▸ YOUR TASK
Gather all lines in the data that hold the string "type".

▸ DATASET CONTENT
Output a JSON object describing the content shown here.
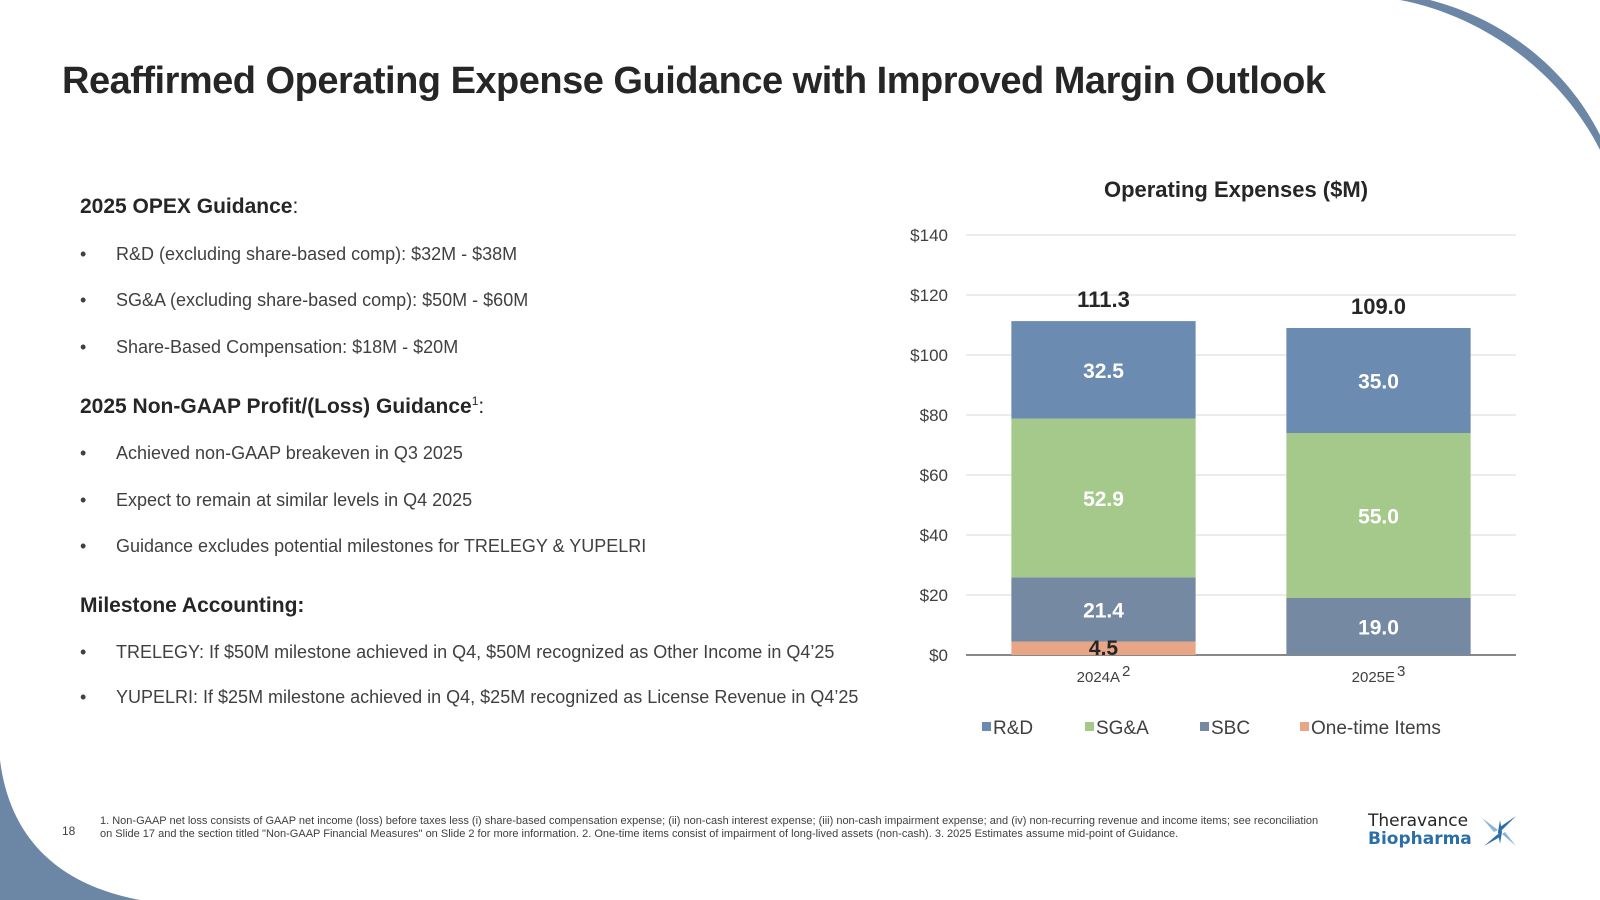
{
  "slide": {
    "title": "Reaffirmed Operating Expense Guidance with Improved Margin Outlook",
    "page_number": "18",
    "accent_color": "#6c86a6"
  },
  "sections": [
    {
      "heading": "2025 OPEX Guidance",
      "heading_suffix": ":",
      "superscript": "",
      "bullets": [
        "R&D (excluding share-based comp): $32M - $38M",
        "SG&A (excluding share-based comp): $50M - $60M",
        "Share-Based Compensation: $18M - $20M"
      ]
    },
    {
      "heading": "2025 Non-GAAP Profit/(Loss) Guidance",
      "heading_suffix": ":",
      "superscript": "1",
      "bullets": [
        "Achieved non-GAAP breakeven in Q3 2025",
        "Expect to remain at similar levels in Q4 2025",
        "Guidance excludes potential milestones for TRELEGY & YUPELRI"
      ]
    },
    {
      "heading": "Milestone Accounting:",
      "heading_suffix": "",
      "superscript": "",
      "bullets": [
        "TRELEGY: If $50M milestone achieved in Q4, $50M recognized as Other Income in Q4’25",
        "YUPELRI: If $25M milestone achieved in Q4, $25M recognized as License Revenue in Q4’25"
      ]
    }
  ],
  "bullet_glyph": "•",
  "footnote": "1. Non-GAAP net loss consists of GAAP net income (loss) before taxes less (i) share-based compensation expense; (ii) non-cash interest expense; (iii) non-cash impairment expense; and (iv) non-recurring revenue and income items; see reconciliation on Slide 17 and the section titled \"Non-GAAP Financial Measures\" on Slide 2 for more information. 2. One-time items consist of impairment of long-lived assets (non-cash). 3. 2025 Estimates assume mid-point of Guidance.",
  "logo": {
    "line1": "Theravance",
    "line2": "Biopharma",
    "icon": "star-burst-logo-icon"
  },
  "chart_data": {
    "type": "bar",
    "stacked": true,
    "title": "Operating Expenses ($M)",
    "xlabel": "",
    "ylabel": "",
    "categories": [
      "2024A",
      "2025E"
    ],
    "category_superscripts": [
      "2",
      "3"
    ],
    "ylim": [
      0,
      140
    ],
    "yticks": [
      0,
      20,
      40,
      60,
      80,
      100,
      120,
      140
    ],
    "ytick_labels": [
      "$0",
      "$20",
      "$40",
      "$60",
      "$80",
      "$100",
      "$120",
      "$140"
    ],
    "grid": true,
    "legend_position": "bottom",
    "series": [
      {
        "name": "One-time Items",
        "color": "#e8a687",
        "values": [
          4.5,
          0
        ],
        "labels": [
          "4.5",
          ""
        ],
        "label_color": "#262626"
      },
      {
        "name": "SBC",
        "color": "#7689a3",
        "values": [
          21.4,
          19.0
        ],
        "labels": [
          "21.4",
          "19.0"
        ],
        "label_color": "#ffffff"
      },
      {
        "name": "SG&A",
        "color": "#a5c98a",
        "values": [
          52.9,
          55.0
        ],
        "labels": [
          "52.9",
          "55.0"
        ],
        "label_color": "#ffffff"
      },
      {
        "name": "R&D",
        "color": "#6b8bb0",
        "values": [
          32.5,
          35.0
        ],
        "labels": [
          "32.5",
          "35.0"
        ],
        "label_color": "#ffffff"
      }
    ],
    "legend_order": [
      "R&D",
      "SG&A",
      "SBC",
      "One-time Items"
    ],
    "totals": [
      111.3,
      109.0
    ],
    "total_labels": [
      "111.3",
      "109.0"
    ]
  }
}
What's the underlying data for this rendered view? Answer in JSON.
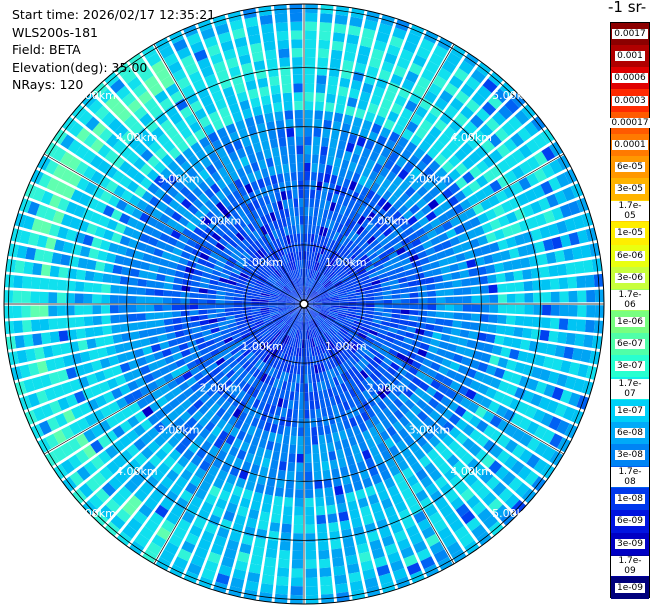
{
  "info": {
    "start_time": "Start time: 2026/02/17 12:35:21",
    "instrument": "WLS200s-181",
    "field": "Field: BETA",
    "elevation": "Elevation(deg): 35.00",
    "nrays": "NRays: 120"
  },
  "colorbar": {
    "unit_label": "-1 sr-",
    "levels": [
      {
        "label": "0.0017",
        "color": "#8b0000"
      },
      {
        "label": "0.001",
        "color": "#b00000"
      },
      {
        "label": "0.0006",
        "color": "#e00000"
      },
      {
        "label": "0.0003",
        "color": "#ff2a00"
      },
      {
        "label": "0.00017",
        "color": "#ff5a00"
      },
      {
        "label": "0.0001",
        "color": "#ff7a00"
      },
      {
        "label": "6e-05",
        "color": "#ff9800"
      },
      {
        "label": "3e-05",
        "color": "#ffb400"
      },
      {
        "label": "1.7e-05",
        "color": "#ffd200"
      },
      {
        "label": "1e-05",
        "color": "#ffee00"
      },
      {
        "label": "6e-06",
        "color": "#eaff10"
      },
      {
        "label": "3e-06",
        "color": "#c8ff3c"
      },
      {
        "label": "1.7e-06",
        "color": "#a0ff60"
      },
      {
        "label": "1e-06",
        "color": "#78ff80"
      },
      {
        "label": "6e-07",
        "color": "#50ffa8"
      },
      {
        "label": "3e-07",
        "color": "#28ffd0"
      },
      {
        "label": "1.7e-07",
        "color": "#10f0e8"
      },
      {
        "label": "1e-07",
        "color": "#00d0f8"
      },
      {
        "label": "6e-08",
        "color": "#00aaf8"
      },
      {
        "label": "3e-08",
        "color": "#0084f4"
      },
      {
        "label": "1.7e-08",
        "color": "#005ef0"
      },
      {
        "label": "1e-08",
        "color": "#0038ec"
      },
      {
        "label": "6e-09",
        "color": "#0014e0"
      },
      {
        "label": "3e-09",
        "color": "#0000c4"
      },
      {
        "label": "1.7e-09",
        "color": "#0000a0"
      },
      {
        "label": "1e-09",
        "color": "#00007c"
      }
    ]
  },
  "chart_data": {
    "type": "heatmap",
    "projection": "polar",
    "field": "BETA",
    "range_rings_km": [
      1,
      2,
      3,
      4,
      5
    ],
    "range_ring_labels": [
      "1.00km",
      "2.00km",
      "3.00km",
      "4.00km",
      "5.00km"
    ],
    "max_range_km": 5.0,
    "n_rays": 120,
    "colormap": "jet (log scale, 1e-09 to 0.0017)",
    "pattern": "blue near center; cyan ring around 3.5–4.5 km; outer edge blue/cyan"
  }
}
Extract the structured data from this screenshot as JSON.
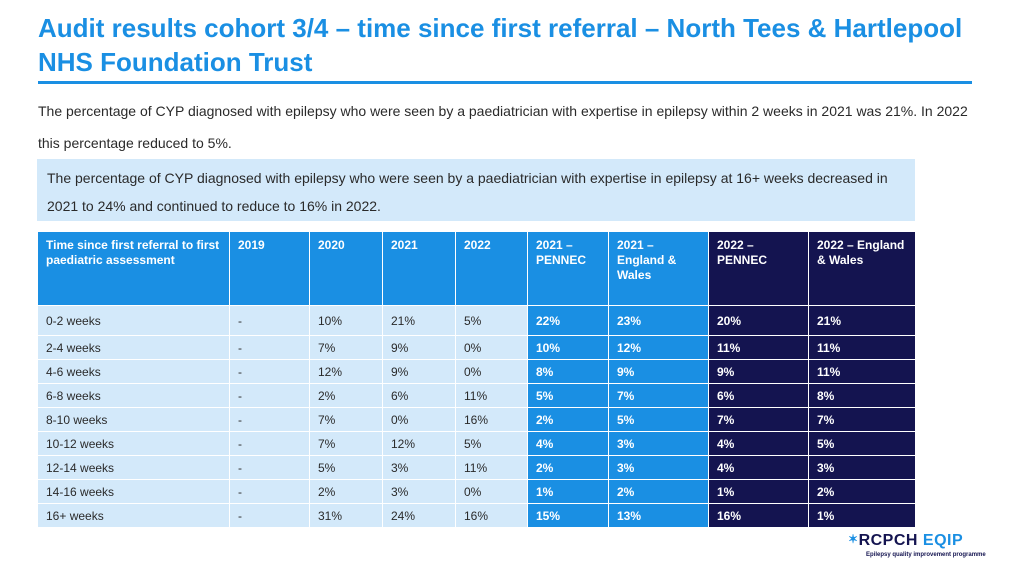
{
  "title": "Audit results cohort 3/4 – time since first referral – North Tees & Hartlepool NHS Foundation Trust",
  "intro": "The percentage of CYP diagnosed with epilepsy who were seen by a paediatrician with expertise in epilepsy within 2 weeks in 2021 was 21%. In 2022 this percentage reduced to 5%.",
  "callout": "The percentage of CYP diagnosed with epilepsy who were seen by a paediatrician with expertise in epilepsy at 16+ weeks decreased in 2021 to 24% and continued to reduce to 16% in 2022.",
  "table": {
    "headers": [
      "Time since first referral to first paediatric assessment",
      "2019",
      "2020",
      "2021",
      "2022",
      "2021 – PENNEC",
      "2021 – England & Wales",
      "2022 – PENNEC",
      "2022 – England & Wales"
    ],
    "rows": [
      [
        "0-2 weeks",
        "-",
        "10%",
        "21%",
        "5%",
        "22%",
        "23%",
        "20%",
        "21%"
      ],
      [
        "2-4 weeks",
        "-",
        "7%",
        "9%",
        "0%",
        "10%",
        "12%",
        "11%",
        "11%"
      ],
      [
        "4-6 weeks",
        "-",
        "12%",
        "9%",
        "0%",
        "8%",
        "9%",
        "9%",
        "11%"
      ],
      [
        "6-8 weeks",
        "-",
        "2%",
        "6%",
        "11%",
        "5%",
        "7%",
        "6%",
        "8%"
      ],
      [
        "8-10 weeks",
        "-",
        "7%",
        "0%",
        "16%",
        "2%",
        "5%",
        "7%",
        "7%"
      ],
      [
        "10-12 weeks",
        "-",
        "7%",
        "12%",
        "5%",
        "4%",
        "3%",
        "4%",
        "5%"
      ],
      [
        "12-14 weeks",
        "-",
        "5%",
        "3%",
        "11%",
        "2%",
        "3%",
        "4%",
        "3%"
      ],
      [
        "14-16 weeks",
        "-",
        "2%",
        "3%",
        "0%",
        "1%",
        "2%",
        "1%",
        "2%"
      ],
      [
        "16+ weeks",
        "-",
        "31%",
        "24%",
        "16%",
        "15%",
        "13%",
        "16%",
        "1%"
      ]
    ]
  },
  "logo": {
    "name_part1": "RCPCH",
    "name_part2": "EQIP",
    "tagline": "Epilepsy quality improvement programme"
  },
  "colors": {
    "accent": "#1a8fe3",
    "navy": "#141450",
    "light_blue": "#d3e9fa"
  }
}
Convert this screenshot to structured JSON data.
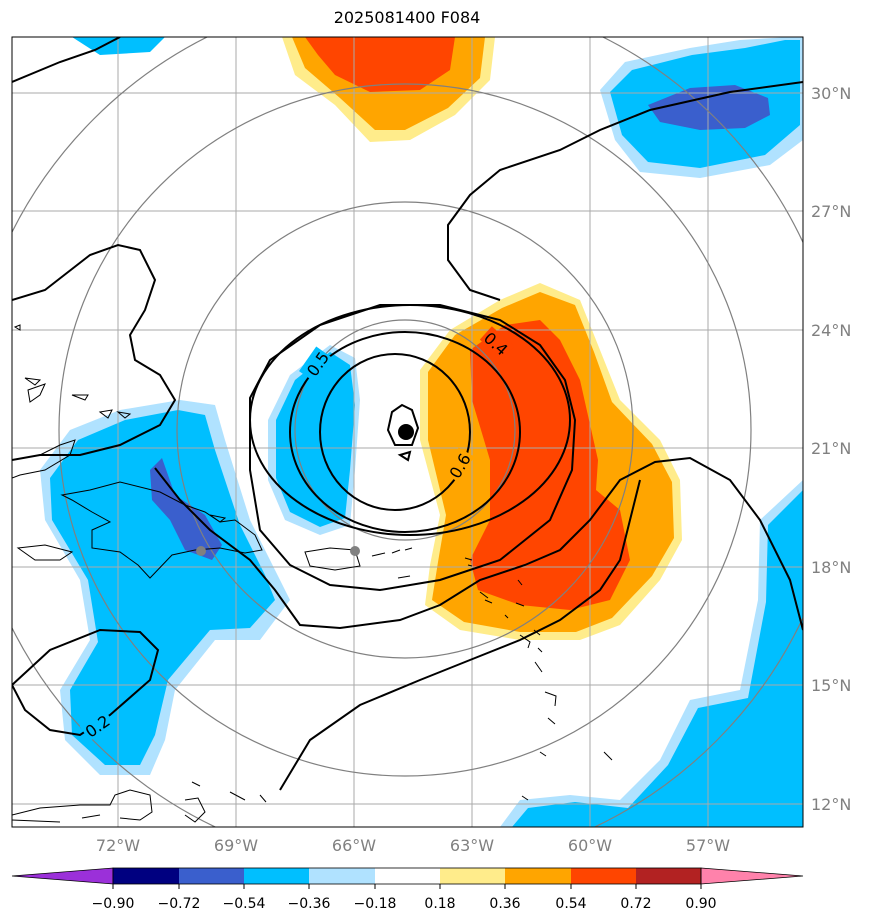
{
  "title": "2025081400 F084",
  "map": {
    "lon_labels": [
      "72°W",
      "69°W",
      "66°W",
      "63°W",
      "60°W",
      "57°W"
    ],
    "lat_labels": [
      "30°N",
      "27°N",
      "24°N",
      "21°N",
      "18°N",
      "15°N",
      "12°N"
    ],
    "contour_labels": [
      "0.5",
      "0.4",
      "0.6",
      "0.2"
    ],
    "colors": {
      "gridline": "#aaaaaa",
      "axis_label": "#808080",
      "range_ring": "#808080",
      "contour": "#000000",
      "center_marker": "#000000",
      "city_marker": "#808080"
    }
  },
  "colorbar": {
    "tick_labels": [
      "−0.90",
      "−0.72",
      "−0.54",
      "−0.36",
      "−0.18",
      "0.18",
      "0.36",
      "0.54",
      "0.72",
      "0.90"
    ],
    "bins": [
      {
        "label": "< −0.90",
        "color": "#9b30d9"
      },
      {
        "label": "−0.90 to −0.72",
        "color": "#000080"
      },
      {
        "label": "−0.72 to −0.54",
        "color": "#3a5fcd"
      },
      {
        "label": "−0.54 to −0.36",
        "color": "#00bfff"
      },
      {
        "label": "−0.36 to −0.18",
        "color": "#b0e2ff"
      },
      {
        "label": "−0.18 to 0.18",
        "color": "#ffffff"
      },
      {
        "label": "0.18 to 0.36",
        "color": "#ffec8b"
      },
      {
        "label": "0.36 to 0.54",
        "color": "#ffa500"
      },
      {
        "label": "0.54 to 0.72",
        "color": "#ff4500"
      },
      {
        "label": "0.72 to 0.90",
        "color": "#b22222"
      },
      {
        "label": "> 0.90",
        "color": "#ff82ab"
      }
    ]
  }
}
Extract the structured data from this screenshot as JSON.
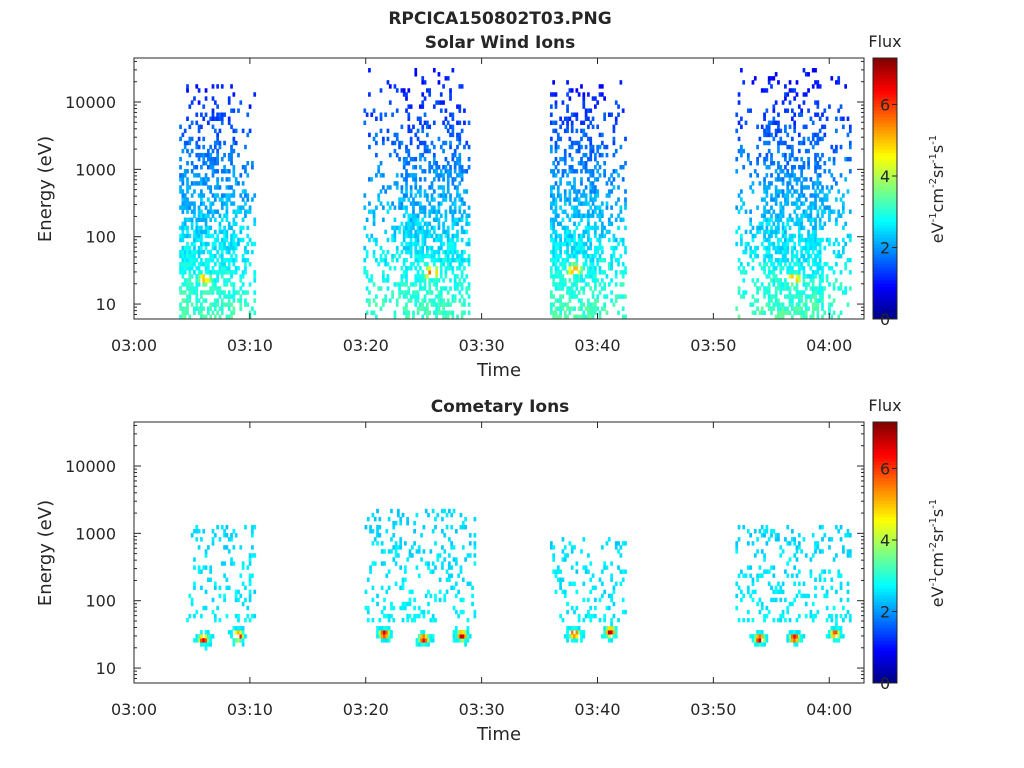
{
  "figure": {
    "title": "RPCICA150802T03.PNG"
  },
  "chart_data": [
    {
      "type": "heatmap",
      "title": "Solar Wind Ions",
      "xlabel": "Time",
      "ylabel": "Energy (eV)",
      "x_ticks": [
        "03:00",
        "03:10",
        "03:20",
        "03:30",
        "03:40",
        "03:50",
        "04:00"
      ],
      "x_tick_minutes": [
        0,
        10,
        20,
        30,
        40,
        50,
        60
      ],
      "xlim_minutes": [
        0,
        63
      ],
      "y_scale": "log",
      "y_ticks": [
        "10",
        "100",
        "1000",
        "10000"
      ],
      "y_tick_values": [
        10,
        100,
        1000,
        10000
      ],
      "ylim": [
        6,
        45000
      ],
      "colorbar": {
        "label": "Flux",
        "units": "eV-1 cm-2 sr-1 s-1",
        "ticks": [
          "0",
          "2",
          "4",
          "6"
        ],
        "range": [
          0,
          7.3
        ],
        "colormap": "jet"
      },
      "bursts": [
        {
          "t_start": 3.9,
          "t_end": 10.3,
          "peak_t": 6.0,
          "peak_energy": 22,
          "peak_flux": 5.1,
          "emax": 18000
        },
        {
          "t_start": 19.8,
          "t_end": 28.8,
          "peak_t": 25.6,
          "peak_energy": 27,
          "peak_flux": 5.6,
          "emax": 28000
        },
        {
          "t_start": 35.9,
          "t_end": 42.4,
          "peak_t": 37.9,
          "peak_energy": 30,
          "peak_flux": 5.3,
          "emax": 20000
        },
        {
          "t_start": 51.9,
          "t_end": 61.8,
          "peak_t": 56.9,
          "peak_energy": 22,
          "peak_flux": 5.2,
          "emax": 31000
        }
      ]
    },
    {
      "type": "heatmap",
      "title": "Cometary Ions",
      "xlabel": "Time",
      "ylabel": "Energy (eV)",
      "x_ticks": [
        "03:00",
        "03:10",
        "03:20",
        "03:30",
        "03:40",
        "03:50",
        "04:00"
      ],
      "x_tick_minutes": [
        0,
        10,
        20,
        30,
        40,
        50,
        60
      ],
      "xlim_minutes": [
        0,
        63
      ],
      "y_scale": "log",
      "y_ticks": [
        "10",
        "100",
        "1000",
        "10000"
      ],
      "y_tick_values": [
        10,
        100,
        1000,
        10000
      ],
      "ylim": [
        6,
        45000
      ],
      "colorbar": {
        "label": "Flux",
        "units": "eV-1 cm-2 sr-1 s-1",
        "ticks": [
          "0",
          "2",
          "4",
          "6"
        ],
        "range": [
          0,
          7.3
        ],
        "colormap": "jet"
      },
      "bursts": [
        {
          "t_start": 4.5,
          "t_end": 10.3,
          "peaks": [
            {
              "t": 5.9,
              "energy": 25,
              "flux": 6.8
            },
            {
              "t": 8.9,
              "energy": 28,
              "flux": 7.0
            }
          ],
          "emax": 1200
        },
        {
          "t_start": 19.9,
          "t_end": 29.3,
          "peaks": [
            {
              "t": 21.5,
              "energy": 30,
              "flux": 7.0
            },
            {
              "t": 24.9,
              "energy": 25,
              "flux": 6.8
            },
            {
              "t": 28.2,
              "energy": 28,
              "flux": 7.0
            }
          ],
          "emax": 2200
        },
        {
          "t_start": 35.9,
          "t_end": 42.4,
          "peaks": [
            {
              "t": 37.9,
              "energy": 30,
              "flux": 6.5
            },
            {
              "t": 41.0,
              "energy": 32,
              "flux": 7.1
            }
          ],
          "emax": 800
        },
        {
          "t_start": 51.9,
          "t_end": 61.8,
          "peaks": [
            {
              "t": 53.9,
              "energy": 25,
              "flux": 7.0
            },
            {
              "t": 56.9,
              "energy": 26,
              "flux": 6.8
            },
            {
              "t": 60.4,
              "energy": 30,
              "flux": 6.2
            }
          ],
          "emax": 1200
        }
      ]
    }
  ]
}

▸ THE REPLY
    "type": "bar",
    "type": "heatmap",
      "type": "heatmap",
      "type": "heatmap",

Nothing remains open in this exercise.